REQUIREMENT :: Below are some records; repeat them all exactly, minus the pictures.

Start of DATA FOR PROCESSING

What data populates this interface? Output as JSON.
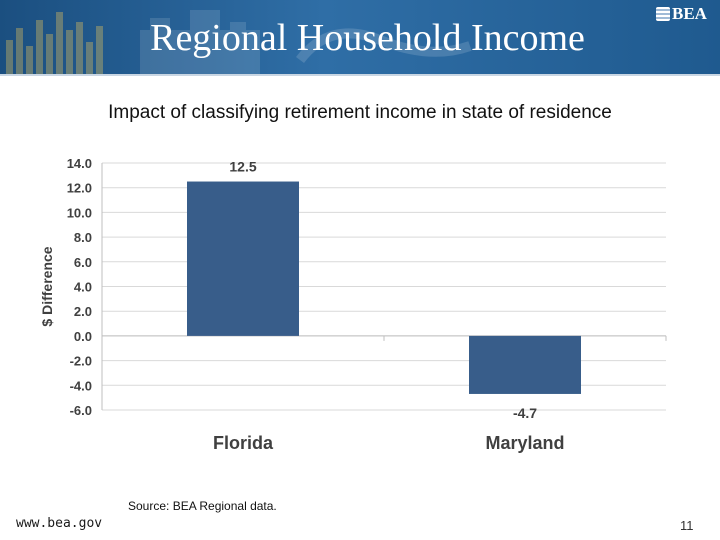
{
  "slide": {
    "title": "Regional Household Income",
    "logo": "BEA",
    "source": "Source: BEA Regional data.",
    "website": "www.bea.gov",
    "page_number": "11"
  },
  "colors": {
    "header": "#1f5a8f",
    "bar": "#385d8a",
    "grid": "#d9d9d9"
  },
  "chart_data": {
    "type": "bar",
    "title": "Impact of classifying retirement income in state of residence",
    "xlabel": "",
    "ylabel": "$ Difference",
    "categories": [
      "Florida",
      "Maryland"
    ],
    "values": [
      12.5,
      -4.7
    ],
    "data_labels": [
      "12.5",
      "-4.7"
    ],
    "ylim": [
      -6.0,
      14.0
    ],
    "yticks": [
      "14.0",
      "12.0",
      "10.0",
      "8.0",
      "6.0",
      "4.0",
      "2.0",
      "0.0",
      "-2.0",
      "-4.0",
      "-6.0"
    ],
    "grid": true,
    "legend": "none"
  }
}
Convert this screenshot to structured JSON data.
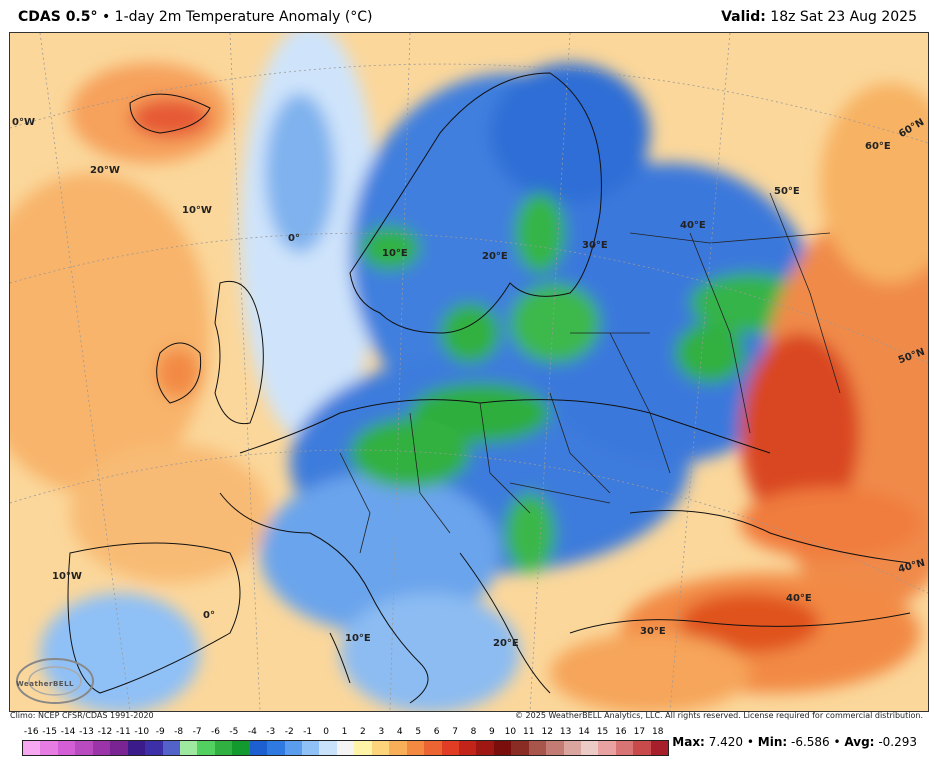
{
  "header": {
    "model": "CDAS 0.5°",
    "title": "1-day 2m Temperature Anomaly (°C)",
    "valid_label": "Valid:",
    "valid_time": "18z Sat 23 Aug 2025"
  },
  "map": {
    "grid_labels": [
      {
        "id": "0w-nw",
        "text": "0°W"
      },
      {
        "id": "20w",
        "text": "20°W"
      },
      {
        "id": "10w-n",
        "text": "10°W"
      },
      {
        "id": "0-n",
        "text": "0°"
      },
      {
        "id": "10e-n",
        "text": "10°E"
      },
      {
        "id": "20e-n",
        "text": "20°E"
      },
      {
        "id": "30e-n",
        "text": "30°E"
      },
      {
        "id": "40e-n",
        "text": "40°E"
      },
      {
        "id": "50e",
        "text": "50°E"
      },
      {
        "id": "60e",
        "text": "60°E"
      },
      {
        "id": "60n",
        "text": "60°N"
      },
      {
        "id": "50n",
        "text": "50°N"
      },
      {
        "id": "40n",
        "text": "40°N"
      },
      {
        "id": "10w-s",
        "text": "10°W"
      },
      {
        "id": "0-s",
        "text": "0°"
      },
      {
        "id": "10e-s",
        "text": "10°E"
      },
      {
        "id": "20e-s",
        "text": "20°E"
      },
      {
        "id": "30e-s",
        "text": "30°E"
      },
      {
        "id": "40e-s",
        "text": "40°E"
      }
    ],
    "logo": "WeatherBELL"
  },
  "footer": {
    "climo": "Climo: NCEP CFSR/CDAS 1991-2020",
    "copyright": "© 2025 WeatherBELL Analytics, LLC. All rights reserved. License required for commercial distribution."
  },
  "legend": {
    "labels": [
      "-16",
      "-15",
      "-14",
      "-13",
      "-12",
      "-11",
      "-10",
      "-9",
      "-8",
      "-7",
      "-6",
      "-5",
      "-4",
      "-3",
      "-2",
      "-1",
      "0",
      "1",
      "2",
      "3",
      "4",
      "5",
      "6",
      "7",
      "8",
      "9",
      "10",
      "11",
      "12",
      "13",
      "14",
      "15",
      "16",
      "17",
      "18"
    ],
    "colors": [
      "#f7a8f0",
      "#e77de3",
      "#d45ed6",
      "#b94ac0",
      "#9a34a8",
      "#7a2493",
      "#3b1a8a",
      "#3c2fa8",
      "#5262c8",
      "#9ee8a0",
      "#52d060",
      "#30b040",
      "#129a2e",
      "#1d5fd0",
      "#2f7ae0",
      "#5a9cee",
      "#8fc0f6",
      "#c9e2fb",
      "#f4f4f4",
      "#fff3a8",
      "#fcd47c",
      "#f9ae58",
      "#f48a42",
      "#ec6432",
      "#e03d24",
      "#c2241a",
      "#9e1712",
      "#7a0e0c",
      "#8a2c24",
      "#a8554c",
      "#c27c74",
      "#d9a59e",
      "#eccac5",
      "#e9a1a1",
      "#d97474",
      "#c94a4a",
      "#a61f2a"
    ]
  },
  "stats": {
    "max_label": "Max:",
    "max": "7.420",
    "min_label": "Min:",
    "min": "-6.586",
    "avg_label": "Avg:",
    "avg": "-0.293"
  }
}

End of DATA FOR PROCESSING

TASK SOLUTION ::
What data populates this interface? Output as JSON.
{
  "slide": {
    "title": "Regional Household Income",
    "logo": "BEA",
    "source": "Source: BEA Regional data.",
    "website": "www.bea.gov",
    "page_number": "11"
  },
  "colors": {
    "header": "#1f5a8f",
    "bar": "#385d8a",
    "grid": "#d9d9d9"
  },
  "chart_data": {
    "type": "bar",
    "title": "Impact of classifying retirement income in state of residence",
    "xlabel": "",
    "ylabel": "$ Difference",
    "categories": [
      "Florida",
      "Maryland"
    ],
    "values": [
      12.5,
      -4.7
    ],
    "data_labels": [
      "12.5",
      "-4.7"
    ],
    "ylim": [
      -6.0,
      14.0
    ],
    "yticks": [
      "14.0",
      "12.0",
      "10.0",
      "8.0",
      "6.0",
      "4.0",
      "2.0",
      "0.0",
      "-2.0",
      "-4.0",
      "-6.0"
    ],
    "grid": true,
    "legend": "none"
  }
}
Convert this screenshot to structured JSON data.
{
  "header": {
    "model": "CDAS 0.5°",
    "title": "1-day 2m Temperature Anomaly (°C)",
    "valid_label": "Valid:",
    "valid_time": "18z Sat 23 Aug 2025"
  },
  "map": {
    "grid_labels": [
      {
        "id": "0w-nw",
        "text": "0°W"
      },
      {
        "id": "20w",
        "text": "20°W"
      },
      {
        "id": "10w-n",
        "text": "10°W"
      },
      {
        "id": "0-n",
        "text": "0°"
      },
      {
        "id": "10e-n",
        "text": "10°E"
      },
      {
        "id": "20e-n",
        "text": "20°E"
      },
      {
        "id": "30e-n",
        "text": "30°E"
      },
      {
        "id": "40e-n",
        "text": "40°E"
      },
      {
        "id": "50e",
        "text": "50°E"
      },
      {
        "id": "60e",
        "text": "60°E"
      },
      {
        "id": "60n",
        "text": "60°N"
      },
      {
        "id": "50n",
        "text": "50°N"
      },
      {
        "id": "40n",
        "text": "40°N"
      },
      {
        "id": "10w-s",
        "text": "10°W"
      },
      {
        "id": "0-s",
        "text": "0°"
      },
      {
        "id": "10e-s",
        "text": "10°E"
      },
      {
        "id": "20e-s",
        "text": "20°E"
      },
      {
        "id": "30e-s",
        "text": "30°E"
      },
      {
        "id": "40e-s",
        "text": "40°E"
      }
    ],
    "logo": "WeatherBELL"
  },
  "footer": {
    "climo": "Climo: NCEP CFSR/CDAS 1991-2020",
    "copyright": "© 2025 WeatherBELL Analytics, LLC. All rights reserved. License required for commercial distribution."
  },
  "legend": {
    "labels": [
      "-16",
      "-15",
      "-14",
      "-13",
      "-12",
      "-11",
      "-10",
      "-9",
      "-8",
      "-7",
      "-6",
      "-5",
      "-4",
      "-3",
      "-2",
      "-1",
      "0",
      "1",
      "2",
      "3",
      "4",
      "5",
      "6",
      "7",
      "8",
      "9",
      "10",
      "11",
      "12",
      "13",
      "14",
      "15",
      "16",
      "17",
      "18"
    ],
    "colors": [
      "#f7a8f0",
      "#e77de3",
      "#d45ed6",
      "#b94ac0",
      "#9a34a8",
      "#7a2493",
      "#3b1a8a",
      "#3c2fa8",
      "#5262c8",
      "#9ee8a0",
      "#52d060",
      "#30b040",
      "#129a2e",
      "#1d5fd0",
      "#2f7ae0",
      "#5a9cee",
      "#8fc0f6",
      "#c9e2fb",
      "#f4f4f4",
      "#fff3a8",
      "#fcd47c",
      "#f9ae58",
      "#f48a42",
      "#ec6432",
      "#e03d24",
      "#c2241a",
      "#9e1712",
      "#7a0e0c",
      "#8a2c24",
      "#a8554c",
      "#c27c74",
      "#d9a59e",
      "#eccac5",
      "#e9a1a1",
      "#d97474",
      "#c94a4a",
      "#a61f2a"
    ]
  },
  "stats": {
    "max_label": "Max:",
    "max": "7.420",
    "min_label": "Min:",
    "min": "-6.586",
    "avg_label": "Avg:",
    "avg": "-0.293"
  }
}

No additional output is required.